> **TASK GOAL**
Extract the complete listing and repeat it word for word.

[Dataset excerpts]
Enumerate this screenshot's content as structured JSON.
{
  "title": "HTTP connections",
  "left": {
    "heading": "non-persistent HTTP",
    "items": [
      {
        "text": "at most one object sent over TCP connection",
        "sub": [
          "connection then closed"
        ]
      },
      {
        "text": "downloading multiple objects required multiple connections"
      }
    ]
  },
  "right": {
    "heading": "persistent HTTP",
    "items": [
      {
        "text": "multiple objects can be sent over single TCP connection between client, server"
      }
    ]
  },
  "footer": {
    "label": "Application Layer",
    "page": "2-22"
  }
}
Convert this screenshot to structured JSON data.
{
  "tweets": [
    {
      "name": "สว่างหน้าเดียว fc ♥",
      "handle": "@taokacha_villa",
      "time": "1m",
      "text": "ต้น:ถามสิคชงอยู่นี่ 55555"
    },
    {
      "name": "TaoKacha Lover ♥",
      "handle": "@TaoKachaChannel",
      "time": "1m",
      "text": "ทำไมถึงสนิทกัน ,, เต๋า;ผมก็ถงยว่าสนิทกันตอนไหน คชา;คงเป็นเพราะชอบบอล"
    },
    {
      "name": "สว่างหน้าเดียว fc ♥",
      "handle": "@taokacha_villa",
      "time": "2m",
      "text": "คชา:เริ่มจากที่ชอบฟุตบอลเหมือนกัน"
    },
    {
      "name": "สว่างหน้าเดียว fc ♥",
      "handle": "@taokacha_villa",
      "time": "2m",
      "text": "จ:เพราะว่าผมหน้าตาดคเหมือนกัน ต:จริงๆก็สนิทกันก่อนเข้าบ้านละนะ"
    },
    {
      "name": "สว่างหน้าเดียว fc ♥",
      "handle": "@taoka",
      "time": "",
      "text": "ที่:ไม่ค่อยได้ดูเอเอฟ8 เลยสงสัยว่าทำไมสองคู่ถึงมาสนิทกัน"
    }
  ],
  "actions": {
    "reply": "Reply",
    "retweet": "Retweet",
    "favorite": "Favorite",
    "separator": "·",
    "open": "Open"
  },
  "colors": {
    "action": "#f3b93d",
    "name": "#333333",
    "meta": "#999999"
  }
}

> **WRITTEN REPLY**
Enumerate this screenshot's content as structured JSON.
{
  "title": "HTTP connections",
  "left": {
    "heading": "non-persistent HTTP",
    "items": [
      {
        "text": "at most one object sent over TCP connection",
        "sub": [
          "connection then closed"
        ]
      },
      {
        "text": "downloading multiple objects required multiple connections"
      }
    ]
  },
  "right": {
    "heading": "persistent HTTP",
    "items": [
      {
        "text": "multiple objects can be sent over single TCP connection between client, server"
      }
    ]
  },
  "footer": {
    "label": "Application Layer",
    "page": "2-22"
  }
}
Convert this screenshot to structured JSON data.
{
  "tweets": [
    {
      "name": "สว่างหน้าเดียว fc ♥",
      "handle": "@taokacha_villa",
      "time": "1m",
      "text": "ต้น:ถามสิคชงอยู่นี่ 55555"
    },
    {
      "name": "TaoKacha Lover ♥",
      "handle": "@TaoKachaChannel",
      "time": "1m",
      "text": "ทำไมถึงสนิทกัน ,, เต๋า;ผมก็ถงยว่าสนิทกันตอนไหน คชา;คงเป็นเพราะชอบบอล"
    },
    {
      "name": "สว่างหน้าเดียว fc ♥",
      "handle": "@taokacha_villa",
      "time": "2m",
      "text": "คชา:เริ่มจากที่ชอบฟุตบอลเหมือนกัน"
    },
    {
      "name": "สว่างหน้าเดียว fc ♥",
      "handle": "@taokacha_villa",
      "time": "2m",
      "text": "จ:เพราะว่าผมหน้าตาดคเหมือนกัน ต:จริงๆก็สนิทกันก่อนเข้าบ้านละนะ"
    },
    {
      "name": "สว่างหน้าเดียว fc ♥",
      "handle": "@taoka",
      "time": "",
      "text": "ที่:ไม่ค่อยได้ดูเอเอฟ8 เลยสงสัยว่าทำไมสองคู่ถึงมาสนิทกัน"
    }
  ],
  "actions": {
    "reply": "Reply",
    "retweet": "Retweet",
    "favorite": "Favorite",
    "separator": "·",
    "open": "Open"
  },
  "colors": {
    "action": "#f3b93d",
    "name": "#333333",
    "meta": "#999999"
  }
}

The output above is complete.